(Entries from a visual dataset)
## START

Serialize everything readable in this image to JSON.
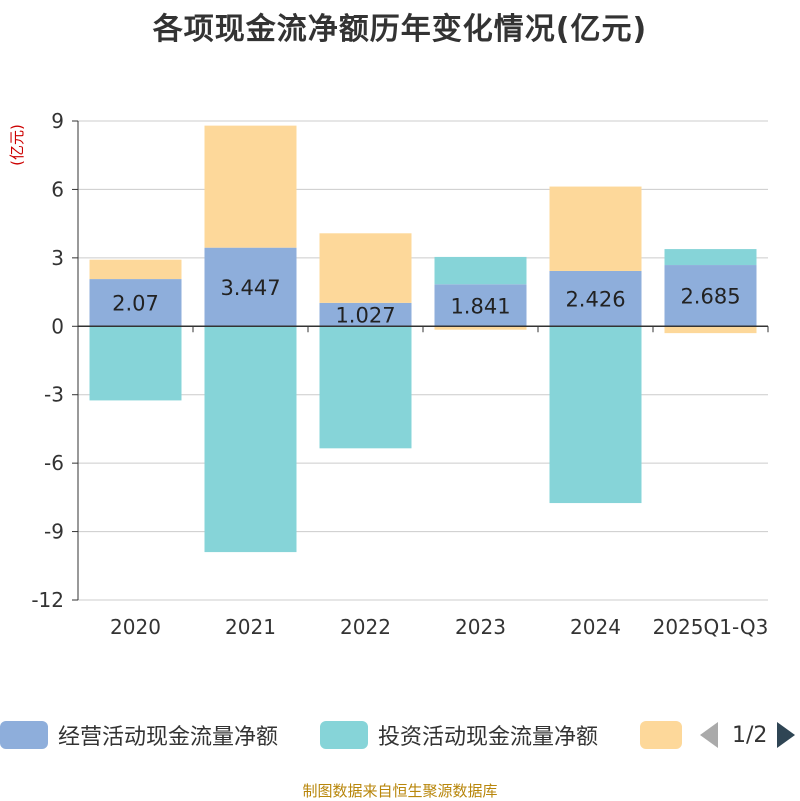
{
  "chart_data": {
    "type": "bar",
    "stacked": true,
    "title": "各项现金流净额历年变化情况(亿元)",
    "ylabel": "(亿元)",
    "xlabel": "",
    "ylim": [
      -12,
      9
    ],
    "yticks": [
      9,
      6,
      3,
      0,
      -3,
      -6,
      -9,
      -12
    ],
    "categories": [
      "2020",
      "2021",
      "2022",
      "2023",
      "2024",
      "2025Q1-Q3"
    ],
    "series": [
      {
        "name": "经营活动现金流量净额",
        "color": "#8eaedb",
        "values": [
          2.07,
          3.447,
          1.027,
          1.841,
          2.426,
          2.685
        ],
        "show_labels": true
      },
      {
        "name": "投资活动现金流量净额",
        "color": "#86d4d8",
        "values": [
          -3.25,
          -9.9,
          -5.35,
          1.2,
          -7.75,
          0.7
        ],
        "show_labels": false
      },
      {
        "name": "",
        "color": "#fdd89a",
        "values": [
          0.85,
          5.35,
          3.05,
          -0.15,
          3.7,
          -0.3
        ],
        "show_labels": false
      }
    ]
  },
  "legend": {
    "page_indicator": "1/2"
  },
  "source_text": "制图数据来自恒生聚源数据库"
}
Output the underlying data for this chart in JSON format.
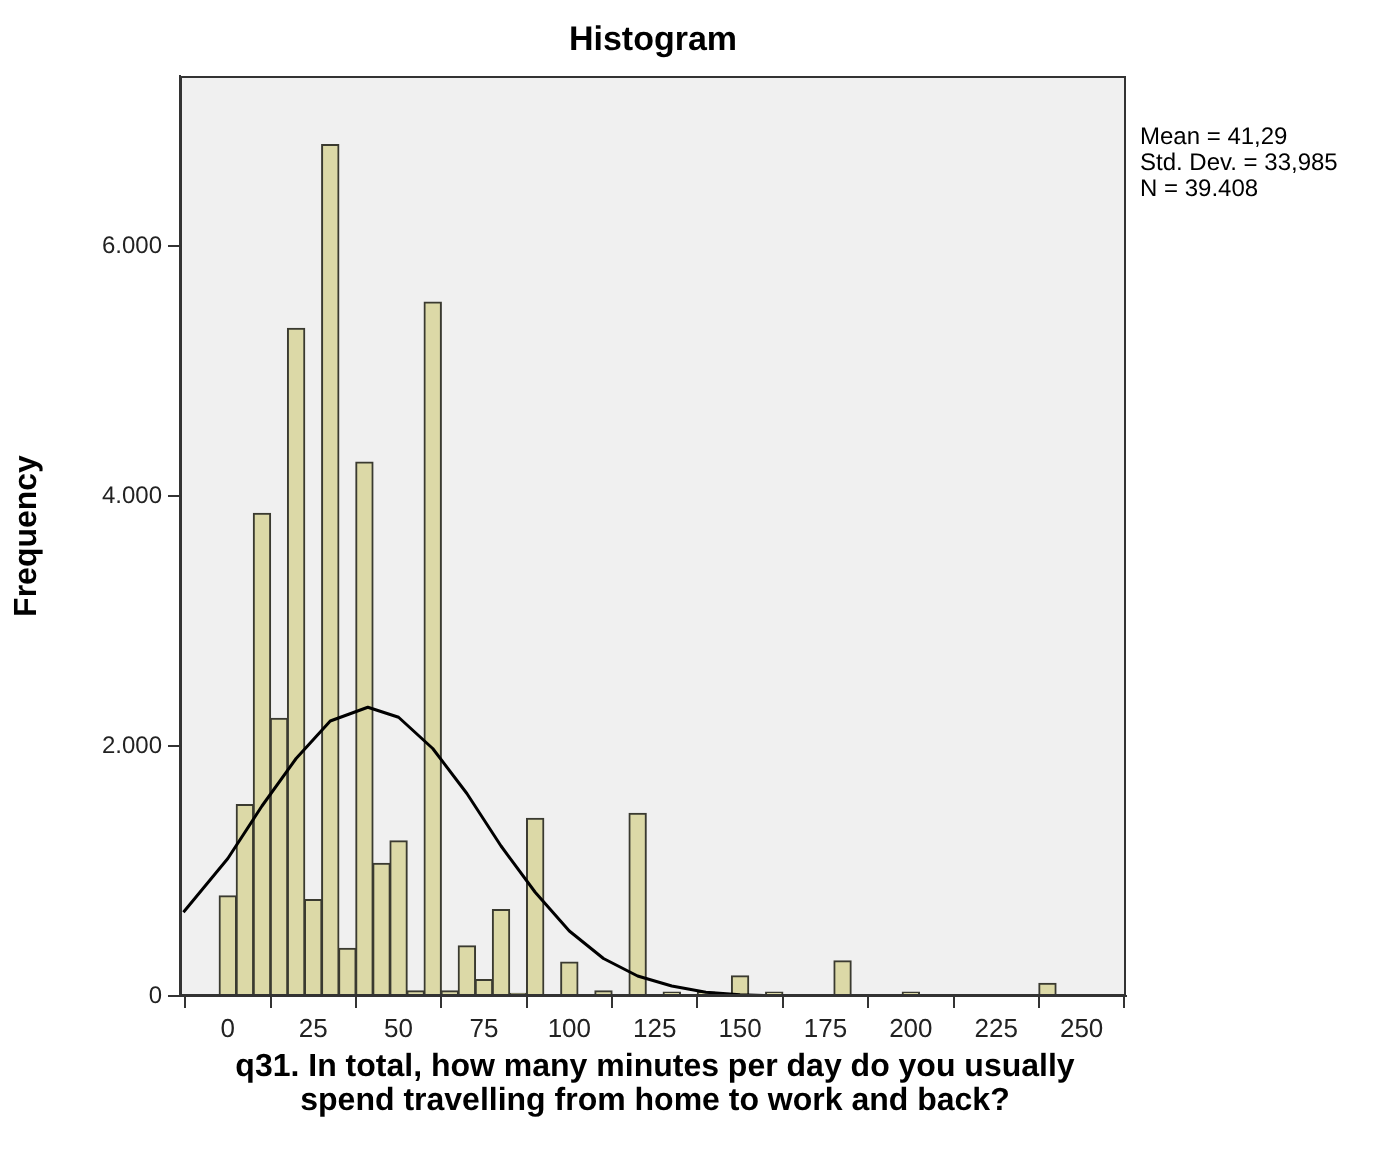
{
  "chart_data": {
    "type": "histogram",
    "title": "Histogram",
    "xlabel": "q31. In total, how many minutes per day do you usually spend travelling from home to work and back?",
    "ylabel": "Frequency",
    "bins": [
      -2.5,
      2.5,
      7.5,
      12.5,
      17.5,
      22.5,
      27.5,
      32.5,
      37.5,
      42.5,
      47.5,
      52.5,
      57.5,
      62.5,
      67.5,
      72.5,
      77.5,
      82.5,
      87.5,
      92.5,
      97.5,
      102.5,
      107.5,
      112.5,
      117.5,
      122.5,
      127.5,
      132.5,
      137.5,
      142.5,
      147.5,
      152.5,
      157.5,
      162.5,
      167.5,
      172.5,
      177.5,
      182.5,
      187.5,
      192.5,
      197.5,
      202.5,
      207.5,
      212.5,
      217.5,
      222.5,
      227.5,
      232.5,
      237.5,
      242.5,
      247.5
    ],
    "values": [
      800,
      1530,
      3860,
      2220,
      5340,
      770,
      6810,
      380,
      4270,
      1060,
      1240,
      40,
      5550,
      40,
      400,
      130,
      690,
      20,
      1420,
      10,
      270,
      0,
      40,
      0,
      1460,
      0,
      30,
      0,
      30,
      0,
      160,
      0,
      30,
      0,
      10,
      0,
      280,
      0,
      0,
      0,
      30,
      0,
      10,
      0,
      0,
      0,
      0,
      0,
      100,
      0
    ],
    "color": "#dcd9a7",
    "series": [
      {
        "type": "line",
        "x": [
          -13,
          0,
          10,
          20,
          30,
          41,
          50,
          60,
          70,
          80,
          90,
          100,
          110,
          120,
          130,
          140,
          150,
          160
        ],
        "values": [
          670,
          1100,
          1520,
          1900,
          2200,
          2310,
          2230,
          1980,
          1620,
          1200,
          830,
          520,
          300,
          160,
          80,
          30,
          10,
          0
        ],
        "color": "#000000"
      }
    ],
    "marker": "none",
    "xlim": [
      -14,
      263
    ],
    "xticks": [
      0,
      25,
      50,
      75,
      100,
      125,
      150,
      175,
      200,
      225,
      250
    ],
    "ylim": [
      0,
      7360
    ],
    "yticks": [
      0,
      {
        "value": 2000,
        "label": "2.000"
      },
      {
        "value": 4000,
        "label": "4.000"
      },
      {
        "value": 6000,
        "label": "6.000"
      }
    ],
    "annotations": [
      "Mean = 41,29",
      "Std. Dev. = 33,985",
      "N = 39.408"
    ]
  }
}
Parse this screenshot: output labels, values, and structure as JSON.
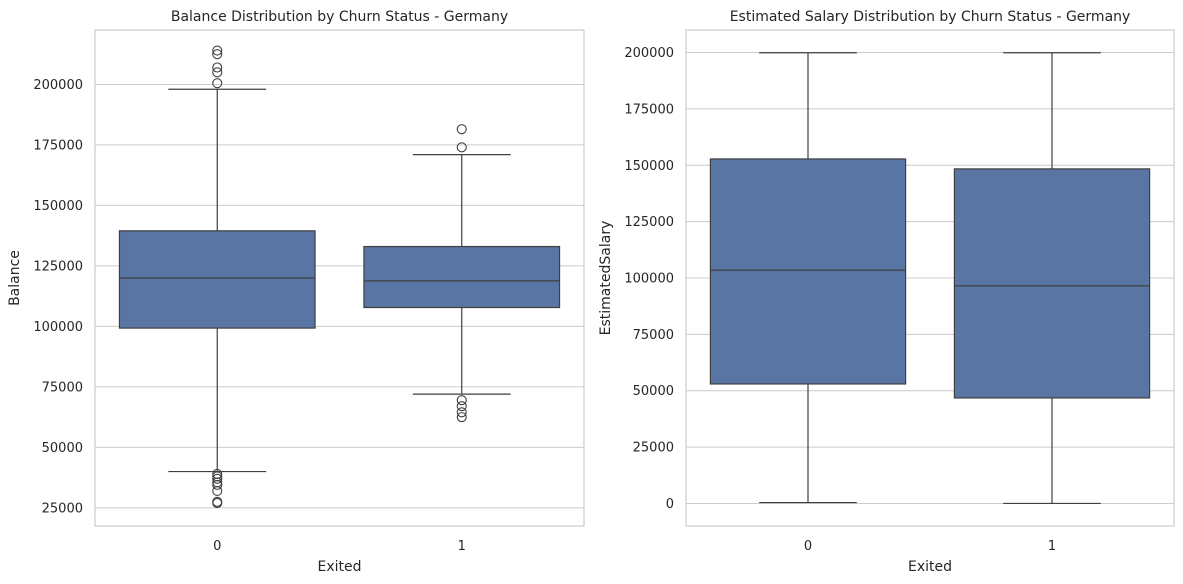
{
  "chart_data": [
    {
      "type": "box",
      "title": "Balance Distribution by Churn Status - Germany",
      "xlabel": "Exited",
      "ylabel": "Balance",
      "categories": [
        "0",
        "1"
      ],
      "ylim": [
        17500,
        222500
      ],
      "yticks": [
        25000,
        50000,
        75000,
        100000,
        125000,
        150000,
        175000,
        200000
      ],
      "grid": true,
      "color": "#5975a4",
      "boxes": [
        {
          "category": "0",
          "whisker_low": 40000,
          "q1": 99300,
          "median": 120000,
          "q3": 139500,
          "whisker_high": 198000,
          "fliers": [
            214000,
            212500,
            207000,
            205000,
            200500,
            39000,
            38000,
            37000,
            35500,
            34500,
            32000,
            27500,
            27000
          ]
        },
        {
          "category": "1",
          "whisker_low": 72000,
          "q1": 107800,
          "median": 118800,
          "q3": 133000,
          "whisker_high": 171000,
          "fliers": [
            181500,
            174000,
            69500,
            67000,
            64500,
            62500
          ]
        }
      ]
    },
    {
      "type": "box",
      "title": "Estimated Salary Distribution by Churn Status - Germany",
      "xlabel": "Exited",
      "ylabel": "EstimatedSalary",
      "categories": [
        "0",
        "1"
      ],
      "ylim": [
        -10000,
        210000
      ],
      "yticks": [
        0,
        25000,
        50000,
        75000,
        100000,
        125000,
        150000,
        175000,
        200000
      ],
      "grid": true,
      "color": "#5975a4",
      "boxes": [
        {
          "category": "0",
          "whisker_low": 400,
          "q1": 53000,
          "median": 103500,
          "q3": 152800,
          "whisker_high": 199900,
          "fliers": []
        },
        {
          "category": "1",
          "whisker_low": 0,
          "q1": 46800,
          "median": 96500,
          "q3": 148400,
          "whisker_high": 199900,
          "fliers": []
        }
      ]
    }
  ]
}
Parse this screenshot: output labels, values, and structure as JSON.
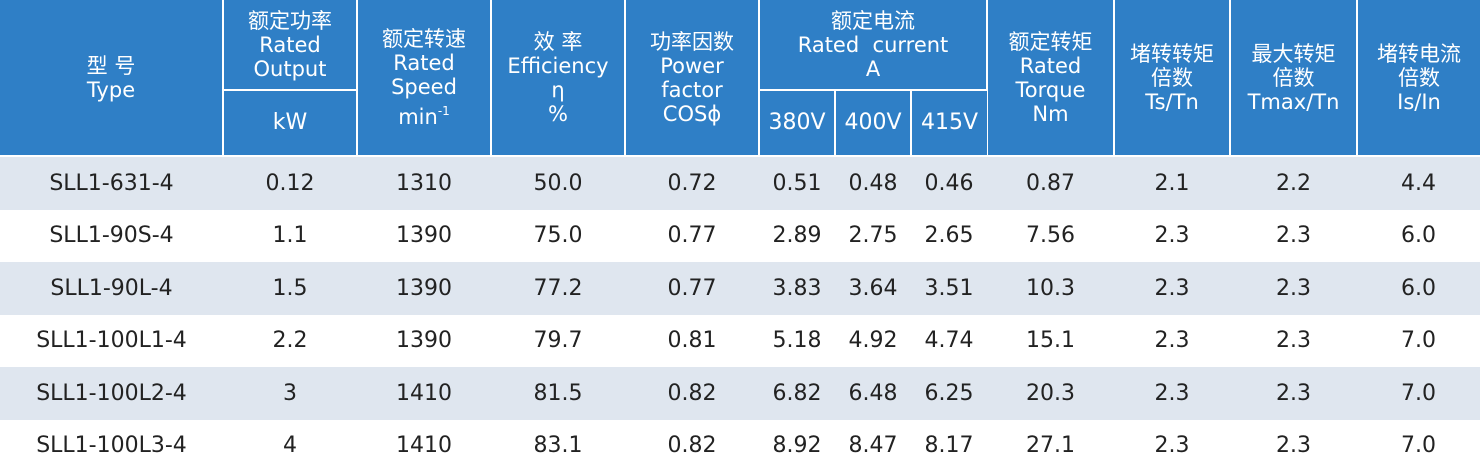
{
  "header": {
    "type": {
      "cn": "型 号",
      "en": "Type"
    },
    "rated_output": {
      "cn": "额定功率",
      "en1": "Rated",
      "en2": "Output",
      "unit": "kW"
    },
    "rated_speed": {
      "cn": "额定转速",
      "en1": "Rated",
      "en2": "Speed",
      "unit": "min",
      "unit_sup": "-1"
    },
    "efficiency": {
      "cn": "效 率",
      "en": "Efficiency",
      "sym": "η",
      "unit": "%"
    },
    "power_factor": {
      "cn": "功率因数",
      "en1": "Power",
      "en2": "factor",
      "unit": "COSϕ"
    },
    "rated_current": {
      "cn": "额定电流",
      "en": "Rated  current",
      "unit": "A",
      "voltages": [
        "380V",
        "400V",
        "415V"
      ]
    },
    "rated_torque": {
      "cn": "额定转矩",
      "en1": "Rated",
      "en2": "Torque",
      "unit": "Nm"
    },
    "locked_torque": {
      "cn1": "堵转转矩",
      "cn2": "倍数",
      "unit": "Ts/Tn"
    },
    "max_torque": {
      "cn1": "最大转矩",
      "cn2": "倍数",
      "unit": "Tmax/Tn"
    },
    "locked_current": {
      "cn1": "堵转电流",
      "cn2": "倍数",
      "unit": "Is/In"
    }
  },
  "rows": [
    {
      "type": "SLL1-631-4",
      "output": "0.12",
      "speed": "1310",
      "eff": "50.0",
      "pf": "0.72",
      "i380": "0.51",
      "i400": "0.48",
      "i415": "0.46",
      "torque": "0.87",
      "ts": "2.1",
      "tmax": "2.2",
      "is": "4.4"
    },
    {
      "type": "SLL1-90S-4",
      "output": "1.1",
      "speed": "1390",
      "eff": "75.0",
      "pf": "0.77",
      "i380": "2.89",
      "i400": "2.75",
      "i415": "2.65",
      "torque": "7.56",
      "ts": "2.3",
      "tmax": "2.3",
      "is": "6.0"
    },
    {
      "type": "SLL1-90L-4",
      "output": "1.5",
      "speed": "1390",
      "eff": "77.2",
      "pf": "0.77",
      "i380": "3.83",
      "i400": "3.64",
      "i415": "3.51",
      "torque": "10.3",
      "ts": "2.3",
      "tmax": "2.3",
      "is": "6.0"
    },
    {
      "type": "SLL1-100L1-4",
      "output": "2.2",
      "speed": "1390",
      "eff": "79.7",
      "pf": "0.81",
      "i380": "5.18",
      "i400": "4.92",
      "i415": "4.74",
      "torque": "15.1",
      "ts": "2.3",
      "tmax": "2.3",
      "is": "7.0"
    },
    {
      "type": "SLL1-100L2-4",
      "output": "3",
      "speed": "1410",
      "eff": "81.5",
      "pf": "0.82",
      "i380": "6.82",
      "i400": "6.48",
      "i415": "6.25",
      "torque": "20.3",
      "ts": "2.3",
      "tmax": "2.3",
      "is": "7.0"
    },
    {
      "type": "SLL1-100L3-4",
      "output": "4",
      "speed": "1410",
      "eff": "83.1",
      "pf": "0.82",
      "i380": "8.92",
      "i400": "8.47",
      "i415": "8.17",
      "torque": "27.1",
      "ts": "2.3",
      "tmax": "2.3",
      "is": "7.0"
    }
  ]
}
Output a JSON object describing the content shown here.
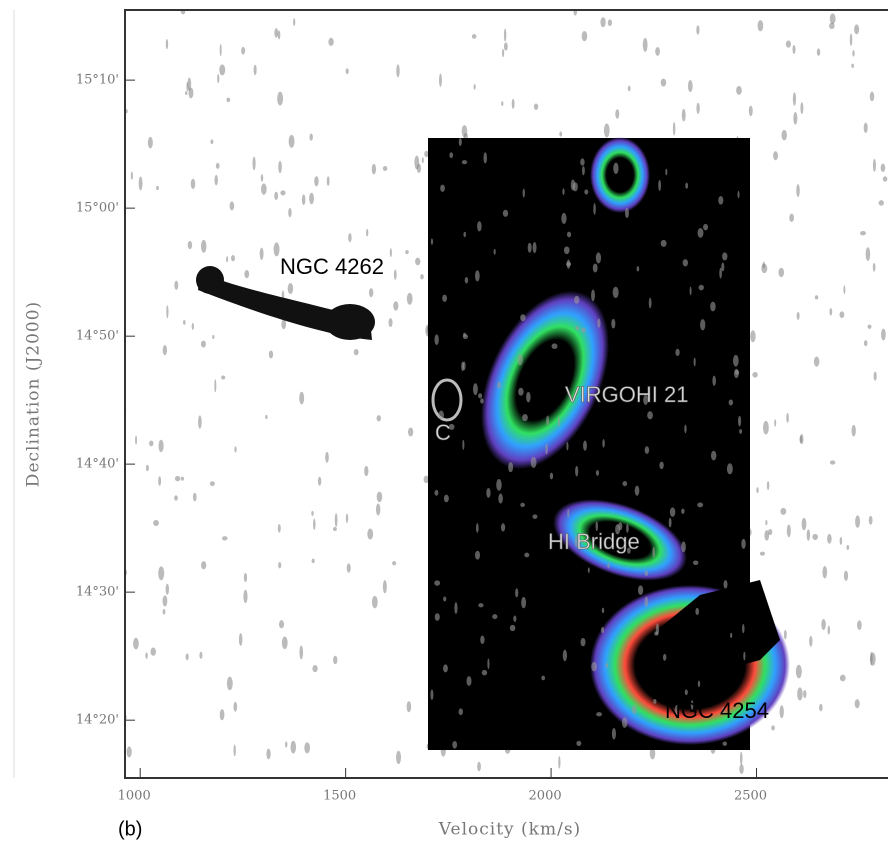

## END

Identify the lines in the entries above that contain "Germany", then copy them out.

      "title": "Balance Distribution by Churn Status - Germany",
      "title": "Estimated Salary Distribution by Churn Status - Germany",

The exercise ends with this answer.